_Exercise prompt_
Extract every entry word for word.

_Dataset records_

--- Start ---

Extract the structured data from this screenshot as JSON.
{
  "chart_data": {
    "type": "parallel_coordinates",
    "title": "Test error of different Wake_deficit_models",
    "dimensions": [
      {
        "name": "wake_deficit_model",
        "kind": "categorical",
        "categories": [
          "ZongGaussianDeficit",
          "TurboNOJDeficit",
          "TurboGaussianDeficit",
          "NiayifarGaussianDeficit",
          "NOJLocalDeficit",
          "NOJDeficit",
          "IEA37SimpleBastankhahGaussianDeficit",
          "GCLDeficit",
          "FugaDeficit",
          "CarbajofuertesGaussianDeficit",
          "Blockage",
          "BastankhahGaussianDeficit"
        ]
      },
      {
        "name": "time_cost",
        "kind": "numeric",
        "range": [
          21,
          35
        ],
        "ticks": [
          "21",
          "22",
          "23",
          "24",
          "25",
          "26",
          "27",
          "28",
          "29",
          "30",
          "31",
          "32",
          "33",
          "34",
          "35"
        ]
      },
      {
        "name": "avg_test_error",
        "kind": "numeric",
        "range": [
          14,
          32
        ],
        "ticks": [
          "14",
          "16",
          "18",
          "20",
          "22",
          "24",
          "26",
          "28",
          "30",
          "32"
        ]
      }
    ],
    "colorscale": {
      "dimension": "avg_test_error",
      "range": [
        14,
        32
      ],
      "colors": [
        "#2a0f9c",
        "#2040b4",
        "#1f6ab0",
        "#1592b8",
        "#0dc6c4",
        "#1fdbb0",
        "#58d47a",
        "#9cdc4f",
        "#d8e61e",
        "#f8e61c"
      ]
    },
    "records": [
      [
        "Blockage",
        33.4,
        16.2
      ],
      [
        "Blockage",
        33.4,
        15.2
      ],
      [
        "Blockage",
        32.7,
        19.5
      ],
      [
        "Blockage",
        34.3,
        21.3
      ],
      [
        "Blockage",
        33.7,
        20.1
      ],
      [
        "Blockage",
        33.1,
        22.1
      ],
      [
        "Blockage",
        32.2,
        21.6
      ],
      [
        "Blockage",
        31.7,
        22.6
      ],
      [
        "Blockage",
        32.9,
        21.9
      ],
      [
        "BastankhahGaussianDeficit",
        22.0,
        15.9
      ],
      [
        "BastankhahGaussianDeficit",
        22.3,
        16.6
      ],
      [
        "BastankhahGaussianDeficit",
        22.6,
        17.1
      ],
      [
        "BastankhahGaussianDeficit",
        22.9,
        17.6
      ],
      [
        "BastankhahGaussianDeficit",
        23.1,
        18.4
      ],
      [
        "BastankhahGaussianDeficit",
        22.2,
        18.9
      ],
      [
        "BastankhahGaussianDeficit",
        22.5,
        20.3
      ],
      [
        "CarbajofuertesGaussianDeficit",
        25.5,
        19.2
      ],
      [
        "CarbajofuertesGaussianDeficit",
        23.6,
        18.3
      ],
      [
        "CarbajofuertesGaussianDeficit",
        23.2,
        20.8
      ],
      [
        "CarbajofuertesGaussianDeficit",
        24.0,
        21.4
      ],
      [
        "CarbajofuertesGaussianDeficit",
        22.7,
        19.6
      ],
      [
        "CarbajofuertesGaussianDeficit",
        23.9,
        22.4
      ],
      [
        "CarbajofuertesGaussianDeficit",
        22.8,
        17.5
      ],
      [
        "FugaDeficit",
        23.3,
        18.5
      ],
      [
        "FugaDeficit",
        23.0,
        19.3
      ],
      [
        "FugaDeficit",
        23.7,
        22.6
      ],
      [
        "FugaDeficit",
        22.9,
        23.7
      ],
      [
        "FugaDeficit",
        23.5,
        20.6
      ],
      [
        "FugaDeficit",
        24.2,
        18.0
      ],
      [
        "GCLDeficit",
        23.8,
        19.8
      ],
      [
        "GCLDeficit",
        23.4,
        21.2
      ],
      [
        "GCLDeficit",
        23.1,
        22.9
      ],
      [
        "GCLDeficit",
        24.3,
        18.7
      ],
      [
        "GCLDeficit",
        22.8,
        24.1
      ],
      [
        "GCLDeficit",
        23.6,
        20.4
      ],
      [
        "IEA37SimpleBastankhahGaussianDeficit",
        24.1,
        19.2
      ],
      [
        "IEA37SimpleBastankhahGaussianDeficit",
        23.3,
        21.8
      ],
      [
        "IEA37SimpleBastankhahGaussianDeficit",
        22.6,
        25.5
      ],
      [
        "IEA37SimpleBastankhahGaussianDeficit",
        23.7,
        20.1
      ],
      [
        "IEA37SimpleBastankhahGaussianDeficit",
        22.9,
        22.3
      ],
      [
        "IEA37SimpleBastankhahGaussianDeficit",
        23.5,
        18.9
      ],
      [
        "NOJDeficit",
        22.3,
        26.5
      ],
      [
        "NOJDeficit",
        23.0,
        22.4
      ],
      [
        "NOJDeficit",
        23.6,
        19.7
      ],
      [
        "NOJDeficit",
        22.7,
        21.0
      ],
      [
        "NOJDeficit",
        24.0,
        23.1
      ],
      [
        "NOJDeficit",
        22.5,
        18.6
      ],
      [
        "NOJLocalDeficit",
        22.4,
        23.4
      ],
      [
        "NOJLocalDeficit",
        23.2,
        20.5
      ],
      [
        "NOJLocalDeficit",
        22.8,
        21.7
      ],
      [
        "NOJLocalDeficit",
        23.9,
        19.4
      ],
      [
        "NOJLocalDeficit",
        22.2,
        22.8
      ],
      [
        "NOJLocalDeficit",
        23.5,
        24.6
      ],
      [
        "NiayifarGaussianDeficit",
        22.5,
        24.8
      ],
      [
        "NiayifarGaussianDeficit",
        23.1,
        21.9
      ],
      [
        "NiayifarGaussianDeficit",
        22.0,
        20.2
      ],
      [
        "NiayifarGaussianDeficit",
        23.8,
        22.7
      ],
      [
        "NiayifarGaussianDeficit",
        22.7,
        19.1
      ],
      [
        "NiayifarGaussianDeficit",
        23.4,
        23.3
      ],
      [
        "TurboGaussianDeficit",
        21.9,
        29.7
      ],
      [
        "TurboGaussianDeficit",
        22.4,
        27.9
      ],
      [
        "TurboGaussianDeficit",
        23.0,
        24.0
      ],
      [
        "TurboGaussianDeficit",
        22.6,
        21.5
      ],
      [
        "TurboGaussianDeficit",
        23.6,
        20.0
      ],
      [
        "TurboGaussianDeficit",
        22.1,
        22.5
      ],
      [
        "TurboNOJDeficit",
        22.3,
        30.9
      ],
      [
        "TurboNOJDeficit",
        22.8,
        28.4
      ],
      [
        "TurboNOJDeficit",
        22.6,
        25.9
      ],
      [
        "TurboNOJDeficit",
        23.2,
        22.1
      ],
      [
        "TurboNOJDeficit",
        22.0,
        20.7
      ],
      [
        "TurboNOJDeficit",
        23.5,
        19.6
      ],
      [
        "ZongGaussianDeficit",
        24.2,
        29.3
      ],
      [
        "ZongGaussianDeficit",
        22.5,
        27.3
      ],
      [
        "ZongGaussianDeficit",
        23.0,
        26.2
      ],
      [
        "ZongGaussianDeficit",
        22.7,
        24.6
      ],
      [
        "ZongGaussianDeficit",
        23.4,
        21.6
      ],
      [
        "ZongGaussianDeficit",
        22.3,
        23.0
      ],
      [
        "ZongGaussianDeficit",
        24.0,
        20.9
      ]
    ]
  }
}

--- End ---

_Solved exercise_
Extract the structured data from this screenshot as JSON.
{
  "chart_data": {
    "type": "parallel_coordinates",
    "title": "Test error of different Wake_deficit_models",
    "dimensions": [
      {
        "name": "wake_deficit_model",
        "kind": "categorical",
        "categories": [
          "ZongGaussianDeficit",
          "TurboNOJDeficit",
          "TurboGaussianDeficit",
          "NiayifarGaussianDeficit",
          "NOJLocalDeficit",
          "NOJDeficit",
          "IEA37SimpleBastankhahGaussianDeficit",
          "GCLDeficit",
          "FugaDeficit",
          "CarbajofuertesGaussianDeficit",
          "Blockage",
          "BastankhahGaussianDeficit"
        ]
      },
      {
        "name": "time_cost",
        "kind": "numeric",
        "range": [
          21,
          35
        ],
        "ticks": [
          "21",
          "22",
          "23",
          "24",
          "25",
          "26",
          "27",
          "28",
          "29",
          "30",
          "31",
          "32",
          "33",
          "34",
          "35"
        ]
      },
      {
        "name": "avg_test_error",
        "kind": "numeric",
        "range": [
          14,
          32
        ],
        "ticks": [
          "14",
          "16",
          "18",
          "20",
          "22",
          "24",
          "26",
          "28",
          "30",
          "32"
        ]
      }
    ],
    "colorscale": {
      "dimension": "avg_test_error",
      "range": [
        14,
        32
      ],
      "colors": [
        "#2a0f9c",
        "#2040b4",
        "#1f6ab0",
        "#1592b8",
        "#0dc6c4",
        "#1fdbb0",
        "#58d47a",
        "#9cdc4f",
        "#d8e61e",
        "#f8e61c"
      ]
    },
    "records": [
      [
        "Blockage",
        33.4,
        16.2
      ],
      [
        "Blockage",
        33.4,
        15.2
      ],
      [
        "Blockage",
        32.7,
        19.5
      ],
      [
        "Blockage",
        34.3,
        21.3
      ],
      [
        "Blockage",
        33.7,
        20.1
      ],
      [
        "Blockage",
        33.1,
        22.1
      ],
      [
        "Blockage",
        32.2,
        21.6
      ],
      [
        "Blockage",
        31.7,
        22.6
      ],
      [
        "Blockage",
        32.9,
        21.9
      ],
      [
        "BastankhahGaussianDeficit",
        22.0,
        15.9
      ],
      [
        "BastankhahGaussianDeficit",
        22.3,
        16.6
      ],
      [
        "BastankhahGaussianDeficit",
        22.6,
        17.1
      ],
      [
        "BastankhahGaussianDeficit",
        22.9,
        17.6
      ],
      [
        "BastankhahGaussianDeficit",
        23.1,
        18.4
      ],
      [
        "BastankhahGaussianDeficit",
        22.2,
        18.9
      ],
      [
        "BastankhahGaussianDeficit",
        22.5,
        20.3
      ],
      [
        "CarbajofuertesGaussianDeficit",
        25.5,
        19.2
      ],
      [
        "CarbajofuertesGaussianDeficit",
        23.6,
        18.3
      ],
      [
        "CarbajofuertesGaussianDeficit",
        23.2,
        20.8
      ],
      [
        "CarbajofuertesGaussianDeficit",
        24.0,
        21.4
      ],
      [
        "CarbajofuertesGaussianDeficit",
        22.7,
        19.6
      ],
      [
        "CarbajofuertesGaussianDeficit",
        23.9,
        22.4
      ],
      [
        "CarbajofuertesGaussianDeficit",
        22.8,
        17.5
      ],
      [
        "FugaDeficit",
        23.3,
        18.5
      ],
      [
        "FugaDeficit",
        23.0,
        19.3
      ],
      [
        "FugaDeficit",
        23.7,
        22.6
      ],
      [
        "FugaDeficit",
        22.9,
        23.7
      ],
      [
        "FugaDeficit",
        23.5,
        20.6
      ],
      [
        "FugaDeficit",
        24.2,
        18.0
      ],
      [
        "GCLDeficit",
        23.8,
        19.8
      ],
      [
        "GCLDeficit",
        23.4,
        21.2
      ],
      [
        "GCLDeficit",
        23.1,
        22.9
      ],
      [
        "GCLDeficit",
        24.3,
        18.7
      ],
      [
        "GCLDeficit",
        22.8,
        24.1
      ],
      [
        "GCLDeficit",
        23.6,
        20.4
      ],
      [
        "IEA37SimpleBastankhahGaussianDeficit",
        24.1,
        19.2
      ],
      [
        "IEA37SimpleBastankhahGaussianDeficit",
        23.3,
        21.8
      ],
      [
        "IEA37SimpleBastankhahGaussianDeficit",
        22.6,
        25.5
      ],
      [
        "IEA37SimpleBastankhahGaussianDeficit",
        23.7,
        20.1
      ],
      [
        "IEA37SimpleBastankhahGaussianDeficit",
        22.9,
        22.3
      ],
      [
        "IEA37SimpleBastankhahGaussianDeficit",
        23.5,
        18.9
      ],
      [
        "NOJDeficit",
        22.3,
        26.5
      ],
      [
        "NOJDeficit",
        23.0,
        22.4
      ],
      [
        "NOJDeficit",
        23.6,
        19.7
      ],
      [
        "NOJDeficit",
        22.7,
        21.0
      ],
      [
        "NOJDeficit",
        24.0,
        23.1
      ],
      [
        "NOJDeficit",
        22.5,
        18.6
      ],
      [
        "NOJLocalDeficit",
        22.4,
        23.4
      ],
      [
        "NOJLocalDeficit",
        23.2,
        20.5
      ],
      [
        "NOJLocalDeficit",
        22.8,
        21.7
      ],
      [
        "NOJLocalDeficit",
        23.9,
        19.4
      ],
      [
        "NOJLocalDeficit",
        22.2,
        22.8
      ],
      [
        "NOJLocalDeficit",
        23.5,
        24.6
      ],
      [
        "NiayifarGaussianDeficit",
        22.5,
        24.8
      ],
      [
        "NiayifarGaussianDeficit",
        23.1,
        21.9
      ],
      [
        "NiayifarGaussianDeficit",
        22.0,
        20.2
      ],
      [
        "NiayifarGaussianDeficit",
        23.8,
        22.7
      ],
      [
        "NiayifarGaussianDeficit",
        22.7,
        19.1
      ],
      [
        "NiayifarGaussianDeficit",
        23.4,
        23.3
      ],
      [
        "TurboGaussianDeficit",
        21.9,
        29.7
      ],
      [
        "TurboGaussianDeficit",
        22.4,
        27.9
      ],
      [
        "TurboGaussianDeficit",
        23.0,
        24.0
      ],
      [
        "TurboGaussianDeficit",
        22.6,
        21.5
      ],
      [
        "TurboGaussianDeficit",
        23.6,
        20.0
      ],
      [
        "TurboGaussianDeficit",
        22.1,
        22.5
      ],
      [
        "TurboNOJDeficit",
        22.3,
        30.9
      ],
      [
        "TurboNOJDeficit",
        22.8,
        28.4
      ],
      [
        "TurboNOJDeficit",
        22.6,
        25.9
      ],
      [
        "TurboNOJDeficit",
        23.2,
        22.1
      ],
      [
        "TurboNOJDeficit",
        22.0,
        20.7
      ],
      [
        "TurboNOJDeficit",
        23.5,
        19.6
      ],
      [
        "ZongGaussianDeficit",
        24.2,
        29.3
      ],
      [
        "ZongGaussianDeficit",
        22.5,
        27.3
      ],
      [
        "ZongGaussianDeficit",
        23.0,
        26.2
      ],
      [
        "ZongGaussianDeficit",
        22.7,
        24.6
      ],
      [
        "ZongGaussianDeficit",
        23.4,
        21.6
      ],
      [
        "ZongGaussianDeficit",
        22.3,
        23.0
      ],
      [
        "ZongGaussianDeficit",
        24.0,
        20.9
      ]
    ]
  }
}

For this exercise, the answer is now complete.